» Exercise a
Reproduce the records verbatim, starting at the line that contains "pin-icon (756, 279, 779, 302)" and ending at the line that contains "Where is each", with both of those lines included.

» Text shown
+ + + + +
RE: BUG can fill process table

André Cruz (afafc@rnl.ist.utl.pt)
Fri, 3 Aug 2001 23:57:49 +0100


I still managed to patch my kernel and from what I could see it works.
Interface processes are created with a PPID of 1 and when someone brings
the interface down they are reaped by init. I don't know if there are
further tests you wanted me to make... The machine has been running for
about an hour and so far no side effects are seen...

Will this be incorporated in the next official kernel? What remains to
be made?

Thanks for your help.

----------
André Cruz

> -----Original Message-----
> From: akpm@vasquez.zip.com.au
> [mailto:akpm@vasquez.zip.com.au] On Behalf Of Andrew Morton
> Sent: sexta-feira, 3 de Agosto de 2001 20:45
> To: André Cruz
> Cc: linux-kernel@vger.kernel.org
> Subject: Re: BUG can fill process table
>
>
> André Cruz wrote:
> >
> > When a process (say dhcpcd) changes the IFF_UP flag to TRUE on an
> > interface (say eth0) to bring it up, a new process is created named
> > after the interface (eth0 in this case) and it's PPID is dhcpcd.
> >
> > If dhcpcd later changes the IFF_UP flag to FALSE to bring the
> > interface down, the eth0 process dies but stays as a zombie. The
> > problem is that dhcpcd never receives a sigchld (suposedly eth0 is
> > it's child) and even if it executes a wait() no process is
> reaped and
> > wait() returns -1.
> >
> > The worse part of this is that when dhcpcd wants to bring up the
> > interface again a NEW eth0 process is created and so this starts to
> > fill up the process table.
> >
> > I see two solutions for this: either the interface process
> start with
> > a PPID of 1 (I noticed that init has no problems dealing with them
> > when they die) or dhcpcd should receive a sigchld and be
> able to reap
> > them.
> >
> > Btw why are these process even created? 2.2 didn't do it I think.
> >
> > I don't know where the problem lies so if someone could
> tell me who to
> > contact about this that would be great. Or maybe if this is already
> > known?
>
> Oh. That one again.
>
> Could you please try the below patch?
>
> We really need to fix this - we shouldn't be giving random
> userspace tasks surprise children just because some syscall
> decided to create a kernel thread.
>
> This patch _should_ fix it, as well as the problem reported
> in April at http://uwsg.iu.edu/hypermail/linux/kernel/0104.1/0763.html
> But the patch may be incomplete - I did it back in April and
> got distracted partway through testing.
+ + + + +
» Exercise b
From the kernel mailing list message about the process table bug, write out the passage starting at "I still managed" and ending at "for your help.", word for word.

» Provided records
+ + + + +
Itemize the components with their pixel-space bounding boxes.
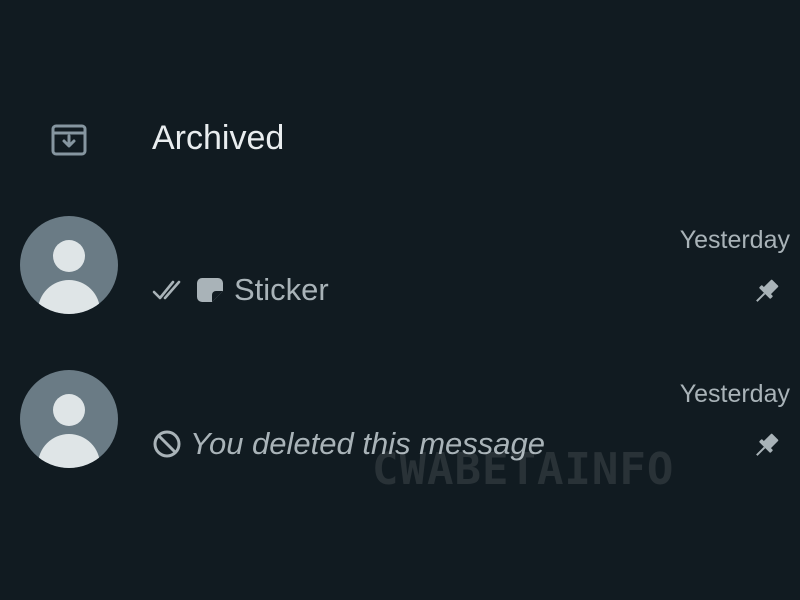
pin-icon (756, 279, 779, 302)
avatar[interactable] (20, 370, 118, 468)
chat-list-screen: Archived Yesterday Sticker Yesterday You… (0, 0, 800, 600)
chat-timestamp: Yesterday (679, 226, 790, 254)
avatar-head (53, 394, 85, 426)
avatar-body (38, 434, 100, 468)
archive-icon (51, 124, 87, 156)
deleted-icon (153, 430, 181, 458)
archived-row[interactable]: Archived (0, 96, 800, 182)
chat-list-item[interactable]: Yesterday Sticker (0, 208, 800, 328)
watermark: CWABETAINFO (372, 444, 675, 495)
avatar[interactable] (20, 216, 118, 314)
chat-preview: Sticker (152, 270, 329, 310)
archived-label: Archived (152, 119, 285, 157)
sticker-icon (197, 278, 223, 302)
avatar-head (53, 240, 85, 272)
preview-text: Sticker (234, 272, 329, 307)
double-check-icon (152, 280, 181, 300)
avatar-body (38, 280, 100, 314)
chat-timestamp: Yesterday (679, 380, 790, 408)
pin-icon (756, 433, 779, 456)
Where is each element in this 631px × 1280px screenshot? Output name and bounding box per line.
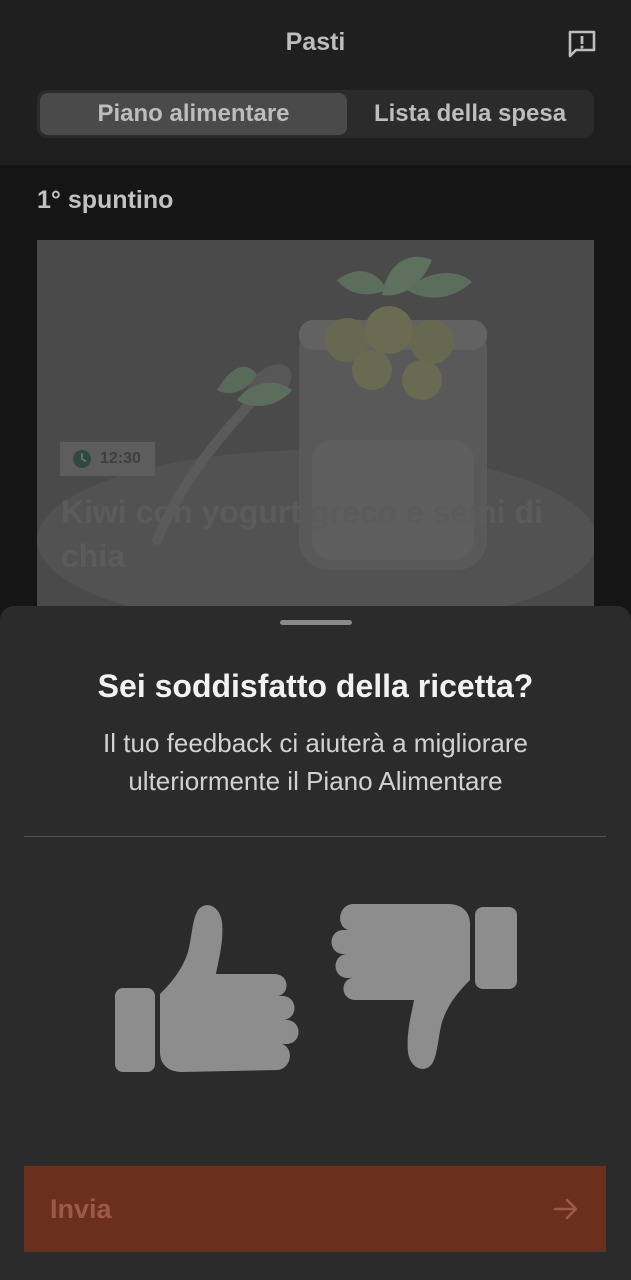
sheet-drag-handle[interactable] <box>280 620 352 625</box>
feedback-subtitle: Il tuo feedback ci aiuterà a migliorare … <box>103 728 528 796</box>
page-title: Pasti <box>285 28 346 56</box>
recipe-title: Kiwi con yogurt greco e semi di chia <box>61 494 543 574</box>
tab-lista-della-spesa[interactable]: Lista della spesa <box>349 93 591 135</box>
clock-icon <box>73 450 91 468</box>
feedback-title: Sei soddisfatto della ricetta? <box>97 668 534 704</box>
arrow-right-icon <box>553 1198 578 1220</box>
recipe-card[interactable]: 12:30 Kiwi con yogurt greco e semi di ch… <box>37 240 594 620</box>
thumbs-up-icon[interactable] <box>112 902 302 1077</box>
meal-time: 12:30 <box>100 450 141 467</box>
submit-label: Invia <box>50 1193 112 1224</box>
feedback-bottom-sheet: Sei soddisfatto della ricetta? Il tuo fe… <box>0 606 631 1280</box>
submit-button[interactable]: Invia <box>24 1166 606 1252</box>
tab-piano-alimentare[interactable]: Piano alimentare <box>40 93 347 135</box>
time-badge: 12:30 <box>60 442 155 476</box>
meal-section-title: 1° spuntino <box>37 186 174 214</box>
thumbs-down-icon[interactable] <box>330 902 520 1077</box>
feedback-report-icon[interactable] <box>566 28 598 60</box>
divider <box>24 836 606 837</box>
app-header: Pasti Piano alimentare Lista della spesa <box>0 0 631 165</box>
meal-view-tabs: Piano alimentare Lista della spesa <box>37 90 594 138</box>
+ + + + +
» Task response a
pin-icon (756, 279, 779, 302)
avatar[interactable] (20, 370, 118, 468)
chat-list-screen: Archived Yesterday Sticker Yesterday You… (0, 0, 800, 600)
chat-timestamp: Yesterday (679, 226, 790, 254)
avatar-head (53, 394, 85, 426)
avatar-body (38, 434, 100, 468)
archive-icon (51, 124, 87, 156)
deleted-icon (153, 430, 181, 458)
archived-row[interactable]: Archived (0, 96, 800, 182)
chat-list-item[interactable]: Yesterday Sticker (0, 208, 800, 328)
watermark: CWABETAINFO (372, 444, 675, 495)
avatar[interactable] (20, 216, 118, 314)
chat-preview: Sticker (152, 270, 329, 310)
archived-label: Archived (152, 119, 285, 157)
sticker-icon (197, 278, 223, 302)
avatar-head (53, 240, 85, 272)
preview-text: Sticker (234, 272, 329, 307)
double-check-icon (152, 280, 181, 300)
avatar-body (38, 280, 100, 314)
chat-timestamp: Yesterday (679, 380, 790, 408)
pin-icon (756, 433, 779, 456)
Where is each element in this 631px × 1280px screenshot? Output name and bounding box per line.

» Task response b
I still managed to patch my kernel and from what I could see it works.
Interface processes are created with a PPID of 1 and when someone brings
the interface down they are reaped by init. I don't know if there are
further tests you wanted me to make... The machine has been running for
about an hour and so far no side effects are seen...

Will this be incorporated in the next official kernel? What remains to
be made?

Thanks for your help.